TASK: Present every line of the listing below as a Markdown table with the columns "Row" and "Line", numbering the rows in order. Omit blank lines and the pictures.

INPUT DATA:
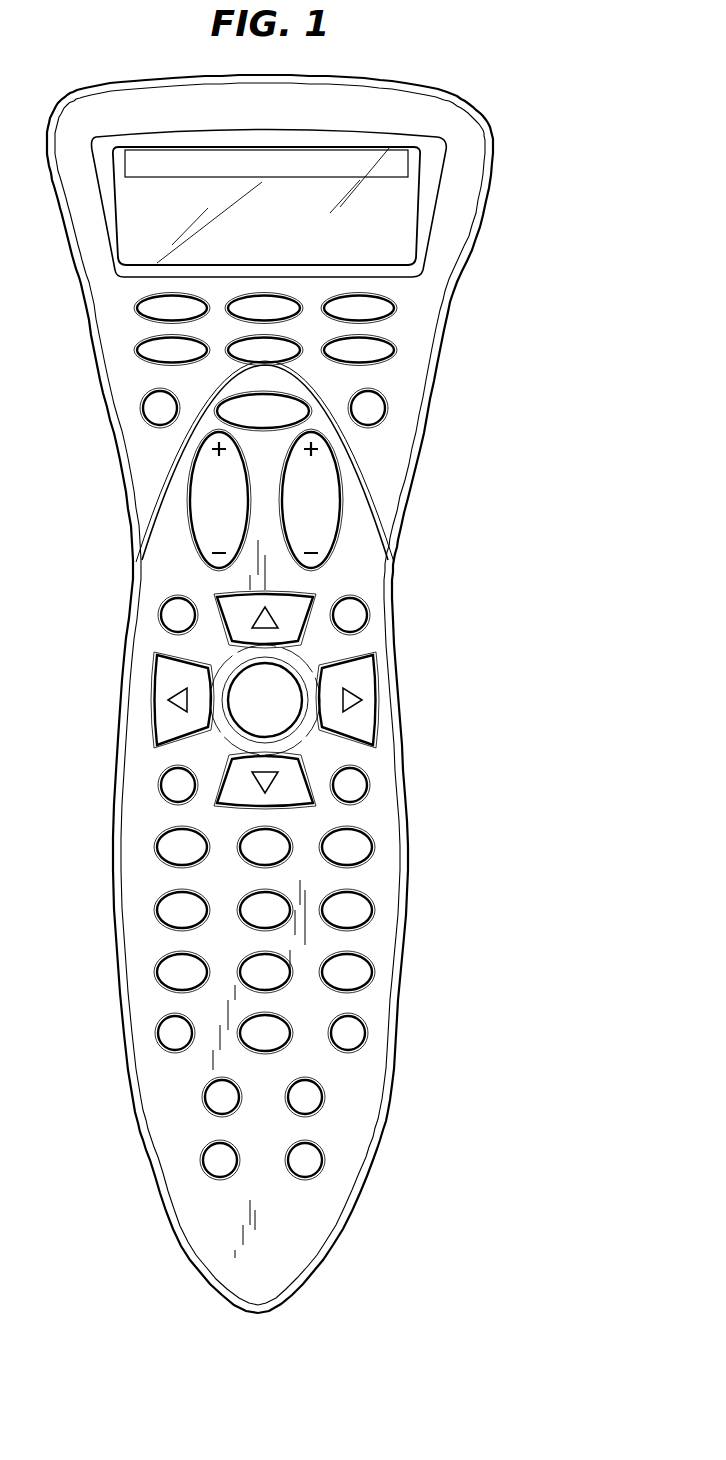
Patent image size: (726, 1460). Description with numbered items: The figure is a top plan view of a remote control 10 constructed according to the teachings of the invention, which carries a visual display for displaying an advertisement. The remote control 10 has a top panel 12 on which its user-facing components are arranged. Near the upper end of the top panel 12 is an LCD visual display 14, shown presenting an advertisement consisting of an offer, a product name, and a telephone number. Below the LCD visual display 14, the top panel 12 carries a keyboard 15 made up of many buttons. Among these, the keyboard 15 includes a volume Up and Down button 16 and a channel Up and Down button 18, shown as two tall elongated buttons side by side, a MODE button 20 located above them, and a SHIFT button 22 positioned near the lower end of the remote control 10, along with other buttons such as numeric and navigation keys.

The remote control 10 is at (318, 694).
The top panel 12 is at (417, 320).
The LCD visual display 14 is at (402, 218).
The keyboard 15 is at (382, 756).
The volume Up and Down button 16 is at (207, 488).
The channel Up and Down button 18 is at (313, 477).
The MODE button 20 is at (228, 421).
The SHIFT button 22 is at (210, 1157).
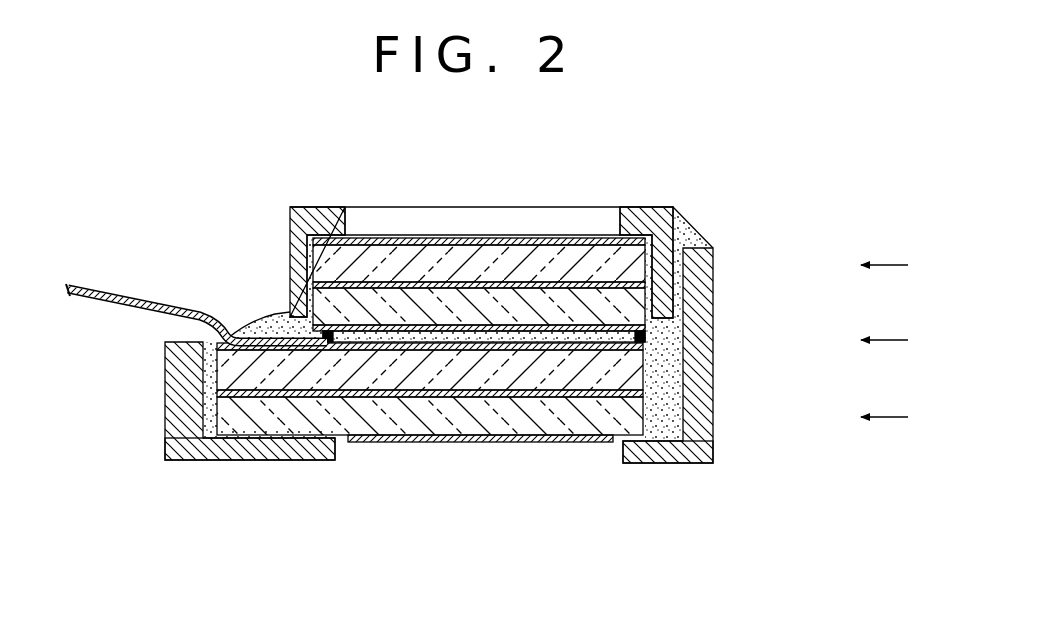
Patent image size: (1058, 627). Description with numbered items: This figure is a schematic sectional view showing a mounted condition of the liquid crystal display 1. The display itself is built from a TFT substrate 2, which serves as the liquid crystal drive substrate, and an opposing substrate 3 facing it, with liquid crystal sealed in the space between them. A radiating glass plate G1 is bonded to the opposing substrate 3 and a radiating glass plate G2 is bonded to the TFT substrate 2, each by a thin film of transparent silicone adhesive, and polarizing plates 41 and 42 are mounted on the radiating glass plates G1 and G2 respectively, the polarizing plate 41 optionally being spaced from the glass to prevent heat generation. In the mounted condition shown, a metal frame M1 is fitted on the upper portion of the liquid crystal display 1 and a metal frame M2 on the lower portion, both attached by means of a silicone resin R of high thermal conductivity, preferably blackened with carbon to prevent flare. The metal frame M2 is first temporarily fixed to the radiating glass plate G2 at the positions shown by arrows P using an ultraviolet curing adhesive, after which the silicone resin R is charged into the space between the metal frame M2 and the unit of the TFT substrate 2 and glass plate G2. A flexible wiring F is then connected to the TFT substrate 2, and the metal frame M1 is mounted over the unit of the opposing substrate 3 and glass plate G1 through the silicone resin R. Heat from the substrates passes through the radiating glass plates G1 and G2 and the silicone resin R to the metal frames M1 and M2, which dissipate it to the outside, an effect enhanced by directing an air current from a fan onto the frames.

The liquid crystal display 1 is at (419, 229).
The TFT substrate 2 is at (508, 378).
The opposing substrate 3 is at (478, 300).
The polarizing plate 41 is at (528, 242).
The polarizing plate 42 is at (468, 443).
The radiating glass plate G1 is at (583, 265).
The radiating glass plate G2 is at (402, 430).
The metal frame M1 is at (655, 225).
The metal frame M2 is at (178, 391).
The silicone resin R is at (262, 313).
The flexible wiring F is at (126, 290).
The positions shown by arrows P is at (270, 443).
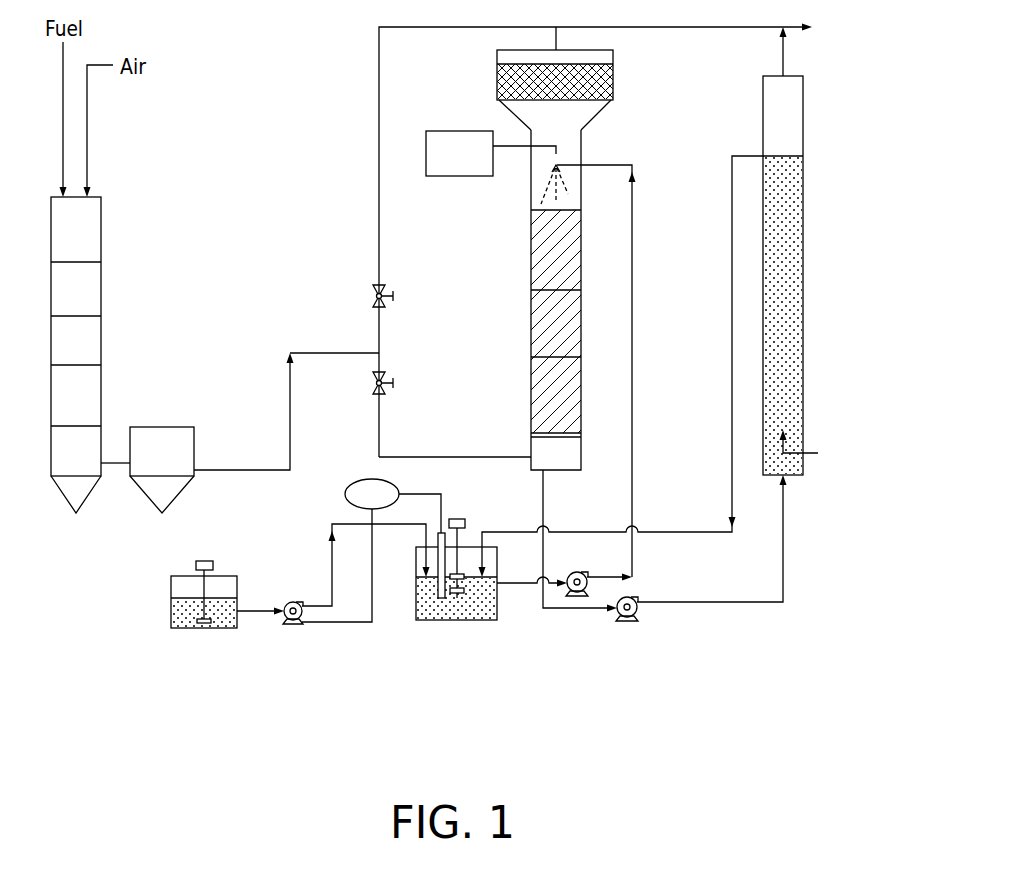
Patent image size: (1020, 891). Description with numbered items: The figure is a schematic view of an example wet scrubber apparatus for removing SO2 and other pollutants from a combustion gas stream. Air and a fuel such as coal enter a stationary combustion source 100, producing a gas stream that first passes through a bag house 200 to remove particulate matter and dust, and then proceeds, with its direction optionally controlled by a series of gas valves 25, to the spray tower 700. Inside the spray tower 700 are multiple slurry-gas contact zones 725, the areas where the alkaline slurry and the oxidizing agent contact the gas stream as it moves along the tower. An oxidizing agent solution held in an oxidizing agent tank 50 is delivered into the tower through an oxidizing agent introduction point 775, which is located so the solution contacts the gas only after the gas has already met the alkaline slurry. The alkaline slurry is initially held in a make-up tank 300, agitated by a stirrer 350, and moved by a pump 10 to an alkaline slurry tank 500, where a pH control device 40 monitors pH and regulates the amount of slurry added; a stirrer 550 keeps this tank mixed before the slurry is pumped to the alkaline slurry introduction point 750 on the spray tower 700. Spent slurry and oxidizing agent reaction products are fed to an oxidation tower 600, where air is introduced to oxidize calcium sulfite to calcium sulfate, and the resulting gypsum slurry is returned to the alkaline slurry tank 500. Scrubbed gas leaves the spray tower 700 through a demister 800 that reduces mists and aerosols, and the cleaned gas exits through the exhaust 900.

The pump 10 is at (293, 621).
The gas valve 25 is at (371, 296).
The pH control device 40 is at (384, 504).
The oxidizing agent tank 50 is at (471, 162).
The stationary combustion source 100 is at (101, 311).
The bag house 200 is at (163, 427).
The make-up tank 300 is at (171, 603).
The stirrer 350 is at (204, 628).
The alkaline slurry tank 500 is at (422, 622).
The stirrer 550 is at (458, 605).
The oxidation tower 600 is at (803, 303).
The spray tower 700 is at (581, 268).
The slurry-gas contact zone 725 is at (531, 323).
The alkaline slurry introduction point 750 is at (618, 165).
The oxidizing agent introduction point 775 is at (513, 150).
The demister 800 is at (497, 78).
The exhaust 900 is at (837, 30).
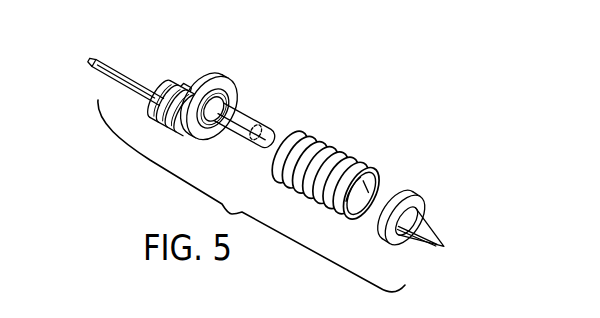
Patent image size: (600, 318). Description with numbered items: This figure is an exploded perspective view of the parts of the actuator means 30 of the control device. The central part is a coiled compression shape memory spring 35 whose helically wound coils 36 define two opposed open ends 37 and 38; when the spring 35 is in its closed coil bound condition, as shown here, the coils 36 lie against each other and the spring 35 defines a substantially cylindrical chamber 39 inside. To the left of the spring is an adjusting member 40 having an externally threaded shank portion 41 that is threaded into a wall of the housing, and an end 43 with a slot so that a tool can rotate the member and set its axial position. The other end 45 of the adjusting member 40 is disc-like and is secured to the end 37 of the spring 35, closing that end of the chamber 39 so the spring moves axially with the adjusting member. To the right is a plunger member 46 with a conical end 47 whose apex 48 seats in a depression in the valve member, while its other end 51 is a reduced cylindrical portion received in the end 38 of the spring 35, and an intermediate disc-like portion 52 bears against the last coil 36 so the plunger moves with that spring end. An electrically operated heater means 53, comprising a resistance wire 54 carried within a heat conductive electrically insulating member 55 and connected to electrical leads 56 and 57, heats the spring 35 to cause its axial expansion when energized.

The actuator means 30 is at (370, 132).
The coiled compression shape memory spring 35 is at (368, 150).
The helically wound coils 36 is at (326, 150).
The open end 37 is at (297, 137).
The open end 38 is at (375, 181).
The cylindrical chamber 39 is at (365, 187).
The adjusting member 40 is at (219, 82).
The externally threaded shank portion 41 is at (197, 72).
The end 43 is at (185, 76).
The other end 45 is at (238, 90).
The plunger member 46 is at (417, 237).
The conical end 47 is at (441, 231).
The apex 48 is at (447, 252).
The other end 51 is at (390, 237).
The intermediate disc-like portion 52 is at (400, 248).
The electrically operated heater means 53 is at (250, 113).
The resistance wire 54 is at (254, 131).
The electrically insulating member 55 is at (270, 113).
The electrical lead 56 is at (97, 62).
The electrical lead 57 is at (62, 88).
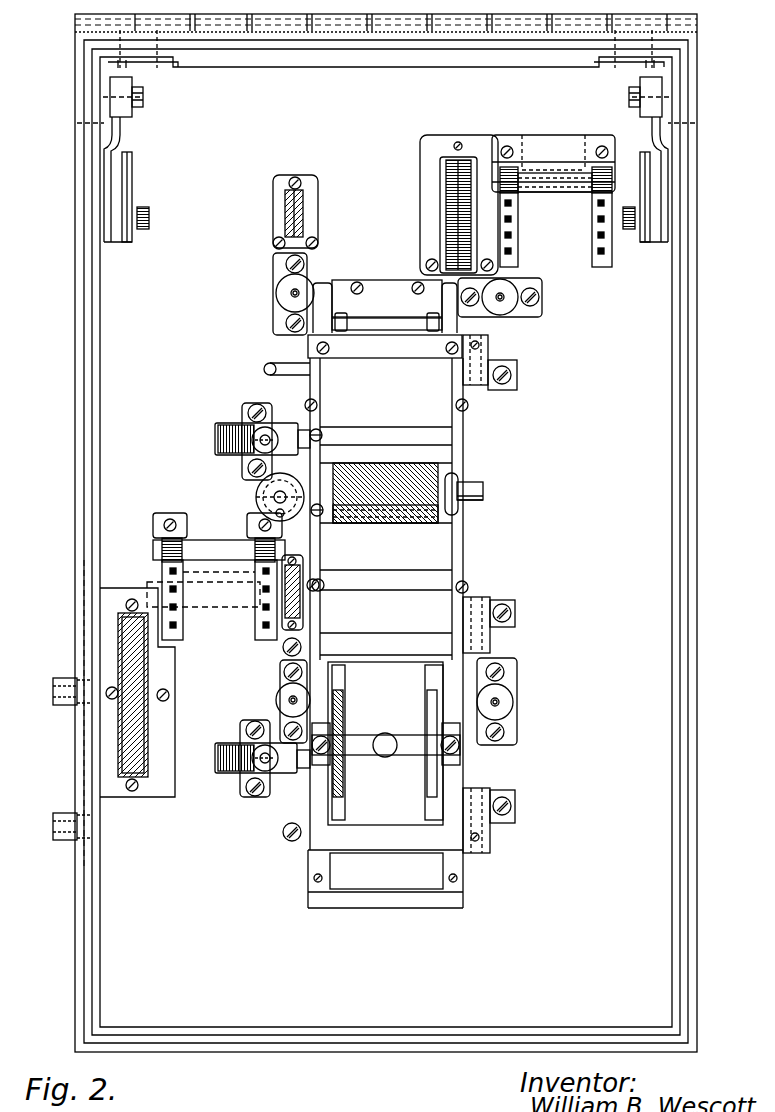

EXERCISE SOLUTION:
| Row | Line |
|---|---|
| 1 | Patent image size: (726, 1460). Description with numbered items: The figure is a top plan view of a remote control 10 constructed according to the teachings of the invention, which carries a visual display for displaying an advertisement. The remote control 10 has a top panel 12 on which its user-facing components are arranged. Near the upper end of the top panel 12 is an LCD visual display 14, shown presenting an advertisement consisting of an offer, a product name, and a telephone number. Below the LCD visual display 14, the top panel 12 carries a keyboard 15 made up of many buttons. Among these, the keyboard 15 includes a volume Up and Down button 16 and a channel Up and Down button 18, shown as two tall elongated buttons side by side, a MODE button 20 located above them, and a SHIFT button 22 positioned near the lower end of the remote control 10, along with other buttons such as numeric and navigation keys. |
| 2 | The remote control 10 is at (318, 694). |
| 3 | The top panel 12 is at (417, 320). |
| 4 | The LCD visual display 14 is at (402, 218). |
| 5 | The keyboard 15 is at (382, 756). |
| 6 | The volume Up and Down button 16 is at (207, 488). |
| 7 | The channel Up and Down button 18 is at (313, 477). |
| 8 | The MODE button 20 is at (228, 421). |
| 9 | The SHIFT button 22 is at (210, 1157). |
| 10 | Patent image size: (1058, 627). Description with numbered items: This figure is a schematic sectional view showing a mounted condition of the liquid crystal display 1. The display itself is built from a TFT substrate 2, which serves as the liquid crystal drive substrate, and an opposing substrate 3 facing it, with liquid crystal sealed in the space between them. A radiating glass plate G1 is bonded to the opposing substrate 3 and a radiating glass plate G2 is bonded to the TFT substrate 2, each by a thin film of transparent silicone adhesive, and polarizing plates 41 and 42 are mounted on the radiating glass plates G1 and G2 respectively, the polarizing plate 41 optionally being spaced from the glass to prevent heat generation. In the mounted condition shown, a metal frame M1 is fitted on the upper portion of the liquid crystal display 1 and a metal frame M2 on the lower portion, both attached by means of a silicone resin R of high thermal conductivity, preferably blackened with carbon to prevent flare. The metal frame M2 is first temporarily fixed to the radiating glass plate G2 at the positions shown by arrows P using an ultraviolet curing adhesive, after which the silicone resin R is charged into the space between the metal frame M2 and the unit of the TFT substrate 2 and glass plate G2. A flexible wiring F is then connected to the TFT substrate 2, and the metal frame M1 is mounted over the unit of the opposing substrate 3 and glass plate G1 through the silicone resin R. Heat from the substrates passes through the radiating glass plates G1 and G2 and the silicone resin R to the metal frames M1 and M2, which dissipate it to the outside, an effect enhanced by directing an air current from a fan onto the frames. |
| 11 | The liquid crystal display 1 is at (419, 229). |
| 12 | The TFT substrate 2 is at (508, 378). |
| 13 | The opposing substrate 3 is at (478, 300). |
| 14 | The polarizing plate 41 is at (528, 242). |
| 15 | The polarizing plate 42 is at (468, 443). |
| 16 | The radiating glass plate G1 is at (583, 265). |
| 17 | The radiating glass plate G2 is at (402, 430). |
| 18 | The metal frame M1 is at (655, 225). |
| 19 | The metal frame M2 is at (178, 391). |
| 20 | The silicone resin R is at (262, 313). |
| 21 | The flexible wiring F is at (126, 290). |
| 22 | The positions shown by arrows P is at (270, 443). |
| 23 | Patent image size: (1020, 891). Description with numbered items: The figure is a schematic view of an example wet scrubber apparatus for removing SO2 and other pollutants from a combustion gas stream. Air and a fuel such as coal enter a stationary combustion source 100, producing a gas stream that first passes through a bag house 200 to remove particulate matter and dust, and then proceeds, with its direction optionally controlled by a series of gas valves 25, to the spray tower 700. Inside the spray tower 700 are multiple slurry-gas contact zones 725, the areas where the alkaline slurry and the oxidizing agent contact the gas stream as it moves along the tower. An oxidizing agent solution held in an oxidizing agent tank 50 is delivered into the tower through an oxidizing agent introduction point 775, which is located so the solution contacts the gas only after the gas has already met the alkaline slurry. The alkaline slurry is initially held in a make-up tank 300, agitated by a stirrer 350, and moved by a pump 10 to an alkaline slurry tank 500, where a pH control device 40 monitors pH and regulates the amount of slurry added; a stirrer 550 keeps this tank mixed before the slurry is pumped to the alkaline slurry introduction point 750 on the spray tower 700. Spent slurry and oxidizing agent reaction products are fed to an oxidation tower 600, where air is introduced to oxidize calcium sulfite to calcium sulfate, and the resulting gypsum slurry is returned to the alkaline slurry tank 500. Scrubbed gas leaves the spray tower 700 through a demister 800 that reduces mists and aerosols, and the cleaned gas exits through the exhaust 900. |
| 24 | The pump 10 is at (293, 621). |
| 25 | The gas valve 25 is at (371, 296). |
| 26 | The pH control device 40 is at (384, 504). |
| 27 | The oxidizing agent tank 50 is at (471, 162). |
| 28 | The stationary combustion source 100 is at (101, 311). |
| 29 | The bag house 200 is at (163, 427). |
| 30 | The make-up tank 300 is at (171, 603). |
| 31 | The stirrer 350 is at (204, 628). |
| 32 | The alkaline slurry tank 500 is at (422, 622). |
| 33 | The stirrer 550 is at (458, 605). |
| 34 | The oxidation tower 600 is at (803, 303). |
| 35 | The spray tower 700 is at (581, 268). |
| 36 | The slurry-gas contact zone 725 is at (531, 323). |
| 37 | The alkaline slurry introduction point 750 is at (618, 165). |
| 38 | The oxidizing agent introduction point 775 is at (513, 150). |
| 39 | The demister 800 is at (497, 78). |
| 40 | The exhaust 900 is at (837, 30). |
| 41 | Patent image size: (600, 318). Description with numbered items: This figure is an exploded perspective view of the parts of the actuator means 30 of the control device. The central part is a coiled compression shape memory spring 35 whose helically wound coils 36 define two opposed open ends 37 and 38; when the spring 35 is in its closed coil bound condition, as shown here, the coils 36 lie against each other and the spring 35 defines a substantially cylindrical chamber 39 inside. To the left of the spring is an adjusting member 40 having an externally threaded shank portion 41 that is threaded into a wall of the housing, and an end 43 with a slot so that a tool can rotate the member and set its axial position. The other end 45 of the adjusting member 40 is disc-like and is secured to the end 37 of the spring 35, closing that end of the chamber 39 so the spring moves axially with the adjusting member. To the right is a plunger member 46 with a conical end 47 whose apex 48 seats in a depression in the valve member, while its other end 51 is a reduced cylindrical portion received in the end 38 of the spring 35, and an intermediate disc-like portion 52 bears against the last coil 36 so the plunger moves with that spring end. An electrically operated heater means 53, comprising a resistance wire 54 carried within a heat conductive electrically insulating member 55 and connected to electrical leads 56 and 57, heats the spring 35 to cause its axial expansion when energized. |
| 42 | The actuator means 30 is at (370, 132). |
| 43 | The coiled compression shape memory spring 35 is at (368, 150). |
| 44 | The helically wound coils 36 is at (326, 150). |
| 45 | The open end 37 is at (297, 137). |
| 46 | The open end 38 is at (375, 181). |
| 47 | The cylindrical chamber 39 is at (365, 187). |
| 48 | The adjusting member 40 is at (219, 82). |
| 49 | The externally threaded shank portion 41 is at (197, 72). |
| 50 | The end 43 is at (185, 76). |
| 51 | The other end 45 is at (238, 90). |
| 52 | The plunger member 46 is at (417, 237). |
| 53 | The conical end 47 is at (441, 231). |
| 54 | The apex 48 is at (447, 252). |
| 55 | The other end 51 is at (390, 237). |
| 56 | The intermediate disc-like portion 52 is at (400, 248). |
| 57 | The electrically operated heater means 53 is at (250, 113). |
| 58 | The resistance wire 54 is at (254, 131). |
| 59 | The electrically insulating member 55 is at (270, 113). |
| 60 | The electrical lead 56 is at (97, 62). |
| 61 | The electrical lead 57 is at (62, 88). |